What to do:
Reproduce the stretch of the paper summary from "## Contribution" through "stellar atmosphere structures.", switching "novel" to "new".

Document passage:
☆ ☆ ☆
# Interferometric Fringe Visibility Null as a Function of Spatial   Frequency: a Probe of Stellar Atmospheres

**Authors:** J. T. Armstrong, A. M. Jorgensen, D. Mozurkewich, H. R. Neilson, E. K., Baines, H. R. Schmitt, G. T. van Belle

arXiv: 1907.10638 · 2019-07-26

## TL;DR

This paper presents a new observational method using interferometric visibility nulls to analyze stellar atmospheres, demonstrating its potential to measure limb darkening and stellar disk variations across wavelengths.

## Contribution

The paper introduces a novel interferometric technique based on visibility nulls and their wavelength dependence to probe stellar atmosphere structures.

## Key findings

- Method can measure the spatial frequency where fringe visibility nulls occur.
- Wavelength variation of nulls reveals limb darkening and stellar disk size changes.
- Preliminary data and models show promising results for stellar atmosphere analysis.
☆ ☆ ☆
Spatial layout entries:
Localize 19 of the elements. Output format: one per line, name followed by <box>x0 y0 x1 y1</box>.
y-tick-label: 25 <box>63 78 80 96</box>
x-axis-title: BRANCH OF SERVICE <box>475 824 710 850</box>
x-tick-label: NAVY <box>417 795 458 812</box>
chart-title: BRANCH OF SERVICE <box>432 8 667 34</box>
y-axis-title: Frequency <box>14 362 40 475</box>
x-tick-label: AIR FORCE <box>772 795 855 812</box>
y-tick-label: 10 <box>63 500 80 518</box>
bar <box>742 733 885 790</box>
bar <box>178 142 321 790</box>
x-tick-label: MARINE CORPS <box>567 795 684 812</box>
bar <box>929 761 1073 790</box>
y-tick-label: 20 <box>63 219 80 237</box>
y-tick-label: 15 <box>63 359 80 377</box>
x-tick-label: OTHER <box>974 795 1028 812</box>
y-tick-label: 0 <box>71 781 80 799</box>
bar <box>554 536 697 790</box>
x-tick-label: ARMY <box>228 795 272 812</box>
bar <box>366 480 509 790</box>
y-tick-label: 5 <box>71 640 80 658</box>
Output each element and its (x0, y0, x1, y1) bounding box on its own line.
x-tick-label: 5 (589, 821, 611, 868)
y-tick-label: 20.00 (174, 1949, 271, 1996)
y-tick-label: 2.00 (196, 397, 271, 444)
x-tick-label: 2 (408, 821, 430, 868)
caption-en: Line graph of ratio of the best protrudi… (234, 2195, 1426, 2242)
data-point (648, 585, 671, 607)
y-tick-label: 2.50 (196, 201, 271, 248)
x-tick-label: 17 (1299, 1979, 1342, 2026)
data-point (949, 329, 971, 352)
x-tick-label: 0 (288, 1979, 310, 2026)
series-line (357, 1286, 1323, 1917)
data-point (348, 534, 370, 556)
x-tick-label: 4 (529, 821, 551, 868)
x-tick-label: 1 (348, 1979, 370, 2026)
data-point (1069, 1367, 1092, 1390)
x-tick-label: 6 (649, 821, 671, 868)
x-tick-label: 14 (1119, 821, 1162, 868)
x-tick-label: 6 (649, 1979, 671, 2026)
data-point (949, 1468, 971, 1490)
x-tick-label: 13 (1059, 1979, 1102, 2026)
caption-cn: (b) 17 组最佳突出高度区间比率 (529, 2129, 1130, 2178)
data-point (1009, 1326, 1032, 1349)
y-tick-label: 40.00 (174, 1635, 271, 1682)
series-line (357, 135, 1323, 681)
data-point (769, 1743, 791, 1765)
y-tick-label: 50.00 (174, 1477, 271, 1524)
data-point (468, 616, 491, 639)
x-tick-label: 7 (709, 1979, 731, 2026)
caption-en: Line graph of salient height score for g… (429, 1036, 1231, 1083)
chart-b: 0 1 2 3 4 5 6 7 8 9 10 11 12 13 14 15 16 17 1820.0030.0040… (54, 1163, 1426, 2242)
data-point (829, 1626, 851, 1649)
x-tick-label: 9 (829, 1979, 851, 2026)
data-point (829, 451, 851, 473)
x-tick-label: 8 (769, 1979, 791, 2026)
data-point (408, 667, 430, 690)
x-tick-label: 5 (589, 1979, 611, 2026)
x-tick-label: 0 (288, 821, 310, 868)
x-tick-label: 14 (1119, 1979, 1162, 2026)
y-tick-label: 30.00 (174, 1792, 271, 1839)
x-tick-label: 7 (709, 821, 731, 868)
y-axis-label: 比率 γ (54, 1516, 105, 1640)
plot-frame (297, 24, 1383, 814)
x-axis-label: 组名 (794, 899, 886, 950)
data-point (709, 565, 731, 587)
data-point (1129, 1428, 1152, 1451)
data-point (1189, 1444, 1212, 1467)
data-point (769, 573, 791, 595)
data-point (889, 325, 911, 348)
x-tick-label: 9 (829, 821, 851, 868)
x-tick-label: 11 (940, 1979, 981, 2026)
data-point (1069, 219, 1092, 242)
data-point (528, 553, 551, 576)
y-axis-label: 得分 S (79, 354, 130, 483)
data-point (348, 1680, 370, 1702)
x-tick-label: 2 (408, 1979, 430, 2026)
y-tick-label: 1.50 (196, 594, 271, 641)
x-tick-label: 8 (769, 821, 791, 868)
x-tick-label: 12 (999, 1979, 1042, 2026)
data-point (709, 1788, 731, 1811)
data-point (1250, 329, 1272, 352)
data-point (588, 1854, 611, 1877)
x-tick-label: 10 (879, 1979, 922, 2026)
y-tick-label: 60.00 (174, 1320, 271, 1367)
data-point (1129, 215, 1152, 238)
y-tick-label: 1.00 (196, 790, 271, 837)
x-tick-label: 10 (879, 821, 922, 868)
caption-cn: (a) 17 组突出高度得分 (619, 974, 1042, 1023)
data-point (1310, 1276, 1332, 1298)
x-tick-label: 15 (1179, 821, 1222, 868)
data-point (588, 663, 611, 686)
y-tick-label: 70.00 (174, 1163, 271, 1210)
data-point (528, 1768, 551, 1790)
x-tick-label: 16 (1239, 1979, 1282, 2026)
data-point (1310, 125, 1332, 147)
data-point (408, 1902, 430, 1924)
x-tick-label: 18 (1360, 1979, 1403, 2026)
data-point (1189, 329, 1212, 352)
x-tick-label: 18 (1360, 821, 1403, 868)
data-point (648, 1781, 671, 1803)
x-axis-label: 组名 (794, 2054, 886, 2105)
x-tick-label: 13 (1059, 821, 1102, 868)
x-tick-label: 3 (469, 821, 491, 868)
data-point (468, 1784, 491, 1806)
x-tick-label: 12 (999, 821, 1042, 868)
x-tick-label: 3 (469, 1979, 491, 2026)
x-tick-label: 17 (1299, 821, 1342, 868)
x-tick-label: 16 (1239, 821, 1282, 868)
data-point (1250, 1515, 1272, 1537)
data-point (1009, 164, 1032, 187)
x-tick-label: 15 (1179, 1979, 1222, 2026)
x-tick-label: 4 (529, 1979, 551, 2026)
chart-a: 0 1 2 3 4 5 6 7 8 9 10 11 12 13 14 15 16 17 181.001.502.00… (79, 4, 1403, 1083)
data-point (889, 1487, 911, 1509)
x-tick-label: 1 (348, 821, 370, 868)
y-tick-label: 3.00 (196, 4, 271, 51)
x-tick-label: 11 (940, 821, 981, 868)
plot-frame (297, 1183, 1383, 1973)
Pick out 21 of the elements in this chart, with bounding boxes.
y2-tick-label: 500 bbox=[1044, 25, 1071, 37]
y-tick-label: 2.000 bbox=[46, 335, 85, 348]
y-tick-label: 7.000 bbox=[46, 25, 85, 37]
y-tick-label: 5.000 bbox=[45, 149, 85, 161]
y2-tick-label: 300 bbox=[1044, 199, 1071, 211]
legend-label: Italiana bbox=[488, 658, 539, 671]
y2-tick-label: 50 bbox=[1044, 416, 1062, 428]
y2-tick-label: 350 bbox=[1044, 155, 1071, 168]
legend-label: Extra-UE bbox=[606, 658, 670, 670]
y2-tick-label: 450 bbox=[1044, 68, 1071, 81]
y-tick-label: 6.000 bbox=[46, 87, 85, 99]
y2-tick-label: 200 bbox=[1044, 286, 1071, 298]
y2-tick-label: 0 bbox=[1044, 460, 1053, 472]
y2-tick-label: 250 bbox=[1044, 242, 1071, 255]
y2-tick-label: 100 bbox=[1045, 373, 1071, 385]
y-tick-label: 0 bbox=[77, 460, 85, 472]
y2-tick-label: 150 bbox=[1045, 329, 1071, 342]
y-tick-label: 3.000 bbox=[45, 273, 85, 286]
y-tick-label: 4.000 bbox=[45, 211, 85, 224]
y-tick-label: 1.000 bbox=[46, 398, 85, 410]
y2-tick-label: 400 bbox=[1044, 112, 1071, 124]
☆ ☆ ☆
Response to this exercise:
## Contribution

The paper introduces a new interferometric technique based on visibility nulls and their wavelength dependence to probe stellar atmosphere structures.